REQUIREMENT: Convert every line of the data below into a JSON list of strings, one string per line, with blank lines omitted. Leave the pictures out of the answer.

►

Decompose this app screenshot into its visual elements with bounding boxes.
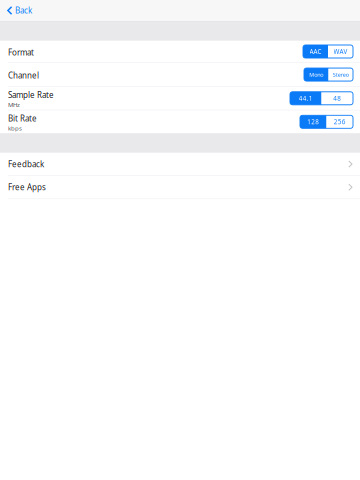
button[interactable]: Free Apps xyxy=(0,176,360,198)
button[interactable]: 128 xyxy=(300,115,326,128)
button[interactable]: 48 xyxy=(322,92,353,105)
staticText: Back xyxy=(15,5,32,16)
button[interactable]: AAC xyxy=(303,45,328,58)
staticText: MHz xyxy=(8,100,20,109)
button[interactable]: WAV xyxy=(328,45,353,58)
staticText: Sample Rate xyxy=(8,90,54,100)
button[interactable]: Back xyxy=(0,0,40,21)
staticText: WAV xyxy=(334,47,348,56)
staticText: Channel xyxy=(8,70,39,81)
button[interactable]: 256 xyxy=(326,115,353,128)
staticText: Stereo xyxy=(333,71,349,78)
button[interactable]: Mono xyxy=(304,68,328,81)
staticText: Free Apps xyxy=(8,182,46,193)
staticText: 44.1 xyxy=(299,94,313,102)
staticText: 48 xyxy=(333,94,341,102)
staticText: Bit Rate xyxy=(8,113,37,124)
staticText: AAC xyxy=(310,47,322,56)
staticText: 256 xyxy=(334,118,346,126)
staticText: Format xyxy=(8,47,34,58)
button[interactable]: 44.1 xyxy=(290,92,322,105)
staticText: Mono xyxy=(309,71,323,78)
button[interactable]: Feedback xyxy=(0,153,360,175)
staticText: 128 xyxy=(307,118,319,126)
staticText: kbps xyxy=(8,124,22,132)
button[interactable]: Stereo xyxy=(328,68,353,81)
staticText: Feedback xyxy=(8,159,44,170)
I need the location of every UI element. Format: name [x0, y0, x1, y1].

◄

THE SOLUTION:
[
  "Decompose this app screenshot into its visual elements with bounding boxes.",
  "button[interactable]: Free Apps xyxy=(0,176,360,198)",
  "button[interactable]: 128 xyxy=(300,115,326,128)",
  "button[interactable]: 48 xyxy=(322,92,353,105)",
  "staticText: Back xyxy=(15,5,32,16)",
  "button[interactable]: AAC xyxy=(303,45,328,58)",
  "staticText: MHz xyxy=(8,100,20,109)",
  "button[interactable]: WAV xyxy=(328,45,353,58)",
  "staticText: Sample Rate xyxy=(8,90,54,100)",
  "button[interactable]: Back xyxy=(0,0,40,21)",
  "staticText: WAV xyxy=(334,47,348,56)",
  "staticText: Channel xyxy=(8,70,39,81)",
  "button[interactable]: 256 xyxy=(326,115,353,128)",
  "staticText: Stereo xyxy=(333,71,349,78)",
  "button[interactable]: Mono xyxy=(304,68,328,81)",
  "staticText: Free Apps xyxy=(8,182,46,193)",
  "staticText: 44.1 xyxy=(299,94,313,102)",
  "staticText: 48 xyxy=(333,94,341,102)",
  "staticText: Bit Rate xyxy=(8,113,37,124)",
  "staticText: AAC xyxy=(310,47,322,56)",
  "staticText: 256 xyxy=(334,118,346,126)",
  "staticText: Format xyxy=(8,47,34,58)",
  "button[interactable]: 44.1 xyxy=(290,92,322,105)",
  "staticText: Mono xyxy=(309,71,323,78)",
  "button[interactable]: Feedback xyxy=(0,153,360,175)",
  "staticText: 128 xyxy=(307,118,319,126)",
  "staticText: kbps xyxy=(8,124,22,132)",
  "button[interactable]: Stereo xyxy=(328,68,353,81)",
  "staticText: Feedback xyxy=(8,159,44,170)",
  "I need the location of every UI element. Format: name [x0, y0, x1, y1]."
]